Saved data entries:
## START

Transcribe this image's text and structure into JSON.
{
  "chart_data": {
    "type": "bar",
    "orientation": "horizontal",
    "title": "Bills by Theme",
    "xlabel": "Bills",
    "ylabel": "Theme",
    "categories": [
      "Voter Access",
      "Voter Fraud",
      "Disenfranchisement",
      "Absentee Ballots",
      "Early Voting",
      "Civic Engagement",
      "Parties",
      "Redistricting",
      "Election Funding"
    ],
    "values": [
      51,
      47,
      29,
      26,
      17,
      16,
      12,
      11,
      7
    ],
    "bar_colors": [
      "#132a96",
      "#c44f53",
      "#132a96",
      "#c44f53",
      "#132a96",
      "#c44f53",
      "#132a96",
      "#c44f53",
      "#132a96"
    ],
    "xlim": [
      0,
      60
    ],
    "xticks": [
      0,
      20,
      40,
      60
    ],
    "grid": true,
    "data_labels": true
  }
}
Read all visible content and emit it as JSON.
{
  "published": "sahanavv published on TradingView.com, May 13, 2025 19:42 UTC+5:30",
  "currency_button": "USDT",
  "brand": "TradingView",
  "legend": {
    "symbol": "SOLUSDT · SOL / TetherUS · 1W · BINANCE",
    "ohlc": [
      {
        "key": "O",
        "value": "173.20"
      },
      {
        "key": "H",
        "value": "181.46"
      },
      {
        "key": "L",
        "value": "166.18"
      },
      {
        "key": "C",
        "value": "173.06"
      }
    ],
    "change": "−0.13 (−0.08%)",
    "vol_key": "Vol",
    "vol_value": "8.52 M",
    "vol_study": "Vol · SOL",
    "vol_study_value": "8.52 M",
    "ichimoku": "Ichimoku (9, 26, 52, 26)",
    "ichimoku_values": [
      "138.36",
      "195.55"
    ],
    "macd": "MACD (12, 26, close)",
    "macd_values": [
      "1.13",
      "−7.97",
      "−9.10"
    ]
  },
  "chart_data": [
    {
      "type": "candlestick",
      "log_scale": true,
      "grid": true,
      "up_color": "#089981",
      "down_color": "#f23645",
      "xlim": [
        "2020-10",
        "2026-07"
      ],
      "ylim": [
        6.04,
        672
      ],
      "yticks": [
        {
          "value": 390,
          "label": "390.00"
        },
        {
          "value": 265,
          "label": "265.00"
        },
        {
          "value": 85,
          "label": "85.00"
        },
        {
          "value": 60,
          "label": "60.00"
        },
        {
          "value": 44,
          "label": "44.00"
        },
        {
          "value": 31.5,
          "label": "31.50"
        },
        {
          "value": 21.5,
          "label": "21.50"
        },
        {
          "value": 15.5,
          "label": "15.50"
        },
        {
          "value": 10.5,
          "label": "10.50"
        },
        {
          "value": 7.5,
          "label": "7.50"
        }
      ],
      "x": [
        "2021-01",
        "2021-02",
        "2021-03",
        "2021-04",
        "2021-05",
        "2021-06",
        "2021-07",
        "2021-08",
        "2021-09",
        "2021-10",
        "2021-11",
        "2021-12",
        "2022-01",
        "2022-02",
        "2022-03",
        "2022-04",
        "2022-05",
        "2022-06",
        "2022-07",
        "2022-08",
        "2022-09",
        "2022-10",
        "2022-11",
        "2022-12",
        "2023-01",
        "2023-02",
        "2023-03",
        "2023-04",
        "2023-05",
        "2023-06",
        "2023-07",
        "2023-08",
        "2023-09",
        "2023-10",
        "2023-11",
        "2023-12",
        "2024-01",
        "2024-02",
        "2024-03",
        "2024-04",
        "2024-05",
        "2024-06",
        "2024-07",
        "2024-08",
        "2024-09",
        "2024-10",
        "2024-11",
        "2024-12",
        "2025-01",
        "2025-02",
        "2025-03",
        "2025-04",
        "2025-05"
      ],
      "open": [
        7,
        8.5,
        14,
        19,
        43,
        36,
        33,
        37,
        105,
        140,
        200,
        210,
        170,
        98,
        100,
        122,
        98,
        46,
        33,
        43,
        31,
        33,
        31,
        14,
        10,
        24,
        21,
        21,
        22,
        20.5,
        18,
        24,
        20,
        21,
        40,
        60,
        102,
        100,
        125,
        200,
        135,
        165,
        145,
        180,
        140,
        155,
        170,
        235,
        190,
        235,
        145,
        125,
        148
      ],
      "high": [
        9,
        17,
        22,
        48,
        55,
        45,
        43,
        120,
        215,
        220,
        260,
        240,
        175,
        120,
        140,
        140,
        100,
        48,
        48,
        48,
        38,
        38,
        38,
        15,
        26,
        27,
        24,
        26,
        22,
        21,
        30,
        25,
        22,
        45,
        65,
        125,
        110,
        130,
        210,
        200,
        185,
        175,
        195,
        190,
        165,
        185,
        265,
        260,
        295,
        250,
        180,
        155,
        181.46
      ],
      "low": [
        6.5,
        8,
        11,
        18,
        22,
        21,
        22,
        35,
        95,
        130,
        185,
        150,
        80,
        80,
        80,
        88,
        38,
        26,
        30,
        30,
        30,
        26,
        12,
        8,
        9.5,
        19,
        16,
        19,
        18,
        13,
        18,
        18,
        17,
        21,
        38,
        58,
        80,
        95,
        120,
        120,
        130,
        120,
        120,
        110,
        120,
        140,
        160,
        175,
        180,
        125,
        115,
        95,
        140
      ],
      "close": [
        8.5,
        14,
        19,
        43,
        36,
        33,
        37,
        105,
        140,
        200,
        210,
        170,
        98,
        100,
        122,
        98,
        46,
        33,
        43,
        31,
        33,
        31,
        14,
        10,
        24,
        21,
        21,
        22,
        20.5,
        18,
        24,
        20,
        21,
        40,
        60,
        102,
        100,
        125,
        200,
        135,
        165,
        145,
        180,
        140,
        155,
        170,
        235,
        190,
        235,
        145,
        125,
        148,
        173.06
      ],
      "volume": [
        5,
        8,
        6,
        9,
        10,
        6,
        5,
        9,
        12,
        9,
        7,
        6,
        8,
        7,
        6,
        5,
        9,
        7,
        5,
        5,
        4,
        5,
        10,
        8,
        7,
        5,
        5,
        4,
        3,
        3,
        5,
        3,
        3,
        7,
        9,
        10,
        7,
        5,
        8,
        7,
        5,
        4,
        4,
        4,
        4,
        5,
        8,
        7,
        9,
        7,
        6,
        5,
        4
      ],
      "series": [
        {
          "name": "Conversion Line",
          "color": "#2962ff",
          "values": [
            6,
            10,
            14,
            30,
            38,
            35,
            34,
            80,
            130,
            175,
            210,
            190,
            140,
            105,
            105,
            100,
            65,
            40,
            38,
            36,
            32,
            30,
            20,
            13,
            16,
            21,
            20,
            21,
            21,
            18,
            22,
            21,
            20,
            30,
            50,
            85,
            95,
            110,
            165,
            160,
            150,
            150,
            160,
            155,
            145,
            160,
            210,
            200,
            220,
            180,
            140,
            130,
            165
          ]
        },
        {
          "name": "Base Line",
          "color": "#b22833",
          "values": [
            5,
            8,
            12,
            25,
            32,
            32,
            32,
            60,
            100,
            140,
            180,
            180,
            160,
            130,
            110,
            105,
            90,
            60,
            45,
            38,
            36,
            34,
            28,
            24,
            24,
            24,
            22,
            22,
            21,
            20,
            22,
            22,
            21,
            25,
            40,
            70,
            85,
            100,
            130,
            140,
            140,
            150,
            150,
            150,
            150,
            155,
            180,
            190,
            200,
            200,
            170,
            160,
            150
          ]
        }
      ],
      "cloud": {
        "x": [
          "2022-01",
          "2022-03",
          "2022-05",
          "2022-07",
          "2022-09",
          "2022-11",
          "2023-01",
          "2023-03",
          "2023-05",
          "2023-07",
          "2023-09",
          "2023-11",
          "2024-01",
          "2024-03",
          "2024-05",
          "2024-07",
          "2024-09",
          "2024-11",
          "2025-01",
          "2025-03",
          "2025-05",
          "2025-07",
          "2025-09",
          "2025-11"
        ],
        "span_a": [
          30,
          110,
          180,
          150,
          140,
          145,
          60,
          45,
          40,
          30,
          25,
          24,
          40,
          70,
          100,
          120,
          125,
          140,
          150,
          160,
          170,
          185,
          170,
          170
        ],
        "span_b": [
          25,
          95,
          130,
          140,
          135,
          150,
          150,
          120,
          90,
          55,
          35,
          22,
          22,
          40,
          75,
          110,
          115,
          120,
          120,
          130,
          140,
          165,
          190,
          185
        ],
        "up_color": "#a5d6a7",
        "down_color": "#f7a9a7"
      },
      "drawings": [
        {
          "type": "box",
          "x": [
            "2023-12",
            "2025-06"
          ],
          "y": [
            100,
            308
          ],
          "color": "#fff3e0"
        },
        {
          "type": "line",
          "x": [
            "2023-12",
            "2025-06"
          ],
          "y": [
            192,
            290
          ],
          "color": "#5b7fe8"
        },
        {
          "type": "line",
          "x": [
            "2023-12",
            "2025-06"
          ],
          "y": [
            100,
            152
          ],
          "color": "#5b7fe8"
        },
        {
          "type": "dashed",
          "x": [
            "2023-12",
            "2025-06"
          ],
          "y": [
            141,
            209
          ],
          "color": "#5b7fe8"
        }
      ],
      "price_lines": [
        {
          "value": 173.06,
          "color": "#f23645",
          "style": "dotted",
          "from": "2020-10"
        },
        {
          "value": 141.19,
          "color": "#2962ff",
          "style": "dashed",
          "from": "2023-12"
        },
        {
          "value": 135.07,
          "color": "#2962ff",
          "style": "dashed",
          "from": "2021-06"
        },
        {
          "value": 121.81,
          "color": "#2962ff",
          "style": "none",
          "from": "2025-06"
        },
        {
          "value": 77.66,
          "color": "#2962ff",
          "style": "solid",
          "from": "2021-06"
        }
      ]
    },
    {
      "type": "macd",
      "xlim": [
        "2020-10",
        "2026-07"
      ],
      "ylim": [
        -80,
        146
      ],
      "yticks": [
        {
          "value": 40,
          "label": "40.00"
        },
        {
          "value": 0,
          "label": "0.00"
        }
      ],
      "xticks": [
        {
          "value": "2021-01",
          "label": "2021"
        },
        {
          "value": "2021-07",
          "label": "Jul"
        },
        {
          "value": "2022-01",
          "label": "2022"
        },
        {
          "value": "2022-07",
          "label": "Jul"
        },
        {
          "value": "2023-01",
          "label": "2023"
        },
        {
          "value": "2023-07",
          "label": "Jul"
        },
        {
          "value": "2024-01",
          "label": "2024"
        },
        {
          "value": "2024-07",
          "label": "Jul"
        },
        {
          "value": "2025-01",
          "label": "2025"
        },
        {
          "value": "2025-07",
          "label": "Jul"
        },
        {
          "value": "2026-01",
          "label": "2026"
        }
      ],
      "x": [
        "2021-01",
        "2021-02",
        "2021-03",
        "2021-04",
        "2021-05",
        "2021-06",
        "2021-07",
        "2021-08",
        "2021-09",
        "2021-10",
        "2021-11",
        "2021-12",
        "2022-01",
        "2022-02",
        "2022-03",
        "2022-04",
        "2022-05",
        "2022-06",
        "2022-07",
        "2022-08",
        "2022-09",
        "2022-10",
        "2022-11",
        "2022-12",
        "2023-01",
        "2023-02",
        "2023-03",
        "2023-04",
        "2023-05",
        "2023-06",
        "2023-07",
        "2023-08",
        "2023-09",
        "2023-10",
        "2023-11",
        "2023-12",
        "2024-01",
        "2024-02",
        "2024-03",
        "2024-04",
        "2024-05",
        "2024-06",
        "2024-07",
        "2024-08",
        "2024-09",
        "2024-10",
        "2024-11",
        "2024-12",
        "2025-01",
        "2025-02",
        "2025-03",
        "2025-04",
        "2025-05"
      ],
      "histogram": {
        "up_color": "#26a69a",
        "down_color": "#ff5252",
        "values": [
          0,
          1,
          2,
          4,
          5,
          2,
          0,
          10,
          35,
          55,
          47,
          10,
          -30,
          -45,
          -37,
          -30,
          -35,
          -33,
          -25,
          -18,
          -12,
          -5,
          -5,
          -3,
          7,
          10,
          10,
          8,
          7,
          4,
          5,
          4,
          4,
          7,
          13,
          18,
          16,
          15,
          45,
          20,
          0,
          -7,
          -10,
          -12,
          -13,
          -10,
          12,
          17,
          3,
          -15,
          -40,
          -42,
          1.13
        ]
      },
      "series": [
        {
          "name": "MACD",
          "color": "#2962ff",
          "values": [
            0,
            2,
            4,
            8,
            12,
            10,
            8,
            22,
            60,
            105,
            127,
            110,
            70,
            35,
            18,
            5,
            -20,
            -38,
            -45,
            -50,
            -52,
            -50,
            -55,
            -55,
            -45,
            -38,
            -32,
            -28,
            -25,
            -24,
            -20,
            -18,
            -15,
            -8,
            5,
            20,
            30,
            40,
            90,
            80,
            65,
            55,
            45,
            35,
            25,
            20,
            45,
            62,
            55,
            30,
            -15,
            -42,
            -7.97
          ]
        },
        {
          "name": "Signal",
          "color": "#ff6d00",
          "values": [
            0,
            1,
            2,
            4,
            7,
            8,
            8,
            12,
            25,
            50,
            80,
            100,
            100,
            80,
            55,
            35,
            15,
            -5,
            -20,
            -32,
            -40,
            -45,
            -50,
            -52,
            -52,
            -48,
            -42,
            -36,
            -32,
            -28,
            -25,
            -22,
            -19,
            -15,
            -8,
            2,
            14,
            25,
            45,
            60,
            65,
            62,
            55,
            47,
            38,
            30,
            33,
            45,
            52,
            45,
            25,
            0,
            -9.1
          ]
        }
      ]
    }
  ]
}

## END

### TO BE DONE
Look through the records and gather each line with the word "name".

### EXERCISE RESPONSE
          "name": "Conversion Line",
          "name": "Base Line",
          "name": "MACD",
          "name": "Signal",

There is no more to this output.